---------- Material shown ----------
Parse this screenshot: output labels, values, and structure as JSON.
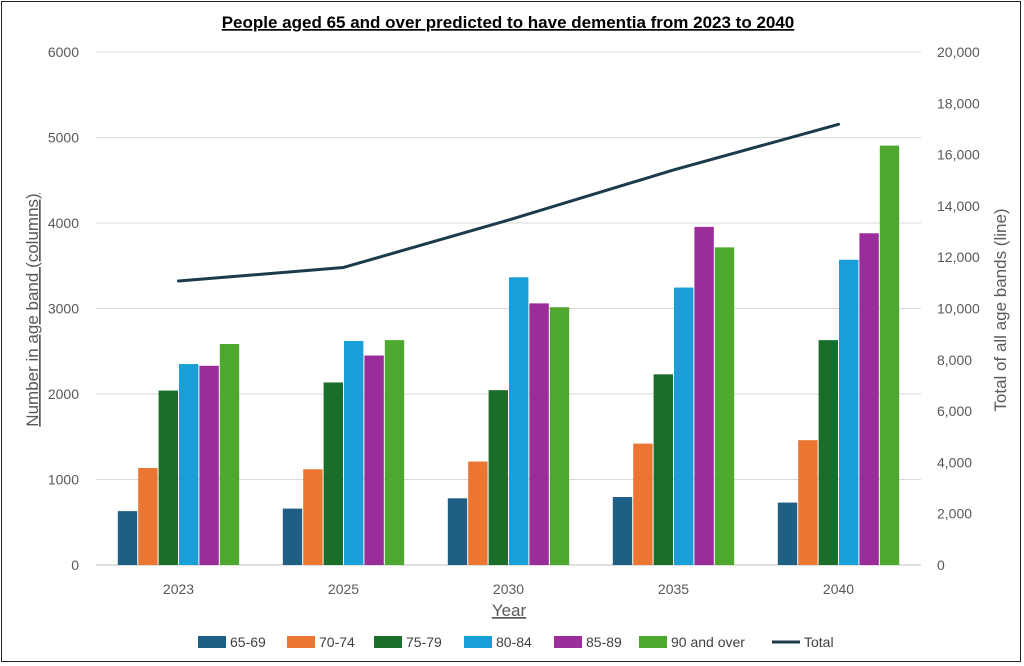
{
  "chart_data": {
    "type": "bar",
    "title": "People aged 65 and over predicted to have dementia from 2023 to 2040",
    "xlabel": "Year",
    "ylabel": "Number in age band (columns)",
    "y2label": "Total of all age bands (line)",
    "categories": [
      "2023",
      "2025",
      "2030",
      "2035",
      "2040"
    ],
    "ylim": [
      0,
      6000
    ],
    "y2lim": [
      0,
      20000
    ],
    "yticks": [
      "0",
      "1000",
      "2000",
      "3000",
      "4000",
      "5000",
      "6000"
    ],
    "y2ticks": [
      "0",
      "2,000",
      "4,000",
      "6,000",
      "8,000",
      "10,000",
      "12,000",
      "14,000",
      "16,000",
      "18,000",
      "20,000"
    ],
    "grid": true,
    "legend_position": "bottom",
    "series": [
      {
        "name": "65-69",
        "type": "bar",
        "color": "#1f5f86",
        "values": [
          630,
          660,
          780,
          795,
          730
        ]
      },
      {
        "name": "70-74",
        "type": "bar",
        "color": "#ea7631",
        "values": [
          1135,
          1120,
          1210,
          1420,
          1460
        ]
      },
      {
        "name": "75-79",
        "type": "bar",
        "color": "#1b6e2a",
        "values": [
          2040,
          2135,
          2045,
          2230,
          2630
        ]
      },
      {
        "name": "80-84",
        "type": "bar",
        "color": "#199ed8",
        "values": [
          2350,
          2620,
          3365,
          3245,
          3570
        ]
      },
      {
        "name": "85-89",
        "type": "bar",
        "color": "#9b2d9b",
        "values": [
          2330,
          2450,
          3060,
          3955,
          3880
        ]
      },
      {
        "name": "90 and over",
        "type": "bar",
        "color": "#4ea72e",
        "values": [
          2585,
          2630,
          3015,
          3715,
          4905
        ]
      },
      {
        "name": "Total",
        "type": "line",
        "axis": "right",
        "color": "#1b3a4b",
        "values": [
          11070,
          11600,
          13450,
          15400,
          17180
        ]
      }
    ]
  }
}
----------
Exercise directions:
Search the entries for the word "color" and gather every line where it appears.

Answer to this exercise:
        "color": "#1f5f86",
        "color": "#ea7631",
        "color": "#1b6e2a",
        "color": "#199ed8",
        "color": "#9b2d9b",
        "color": "#4ea72e",
        "color": "#1b3a4b",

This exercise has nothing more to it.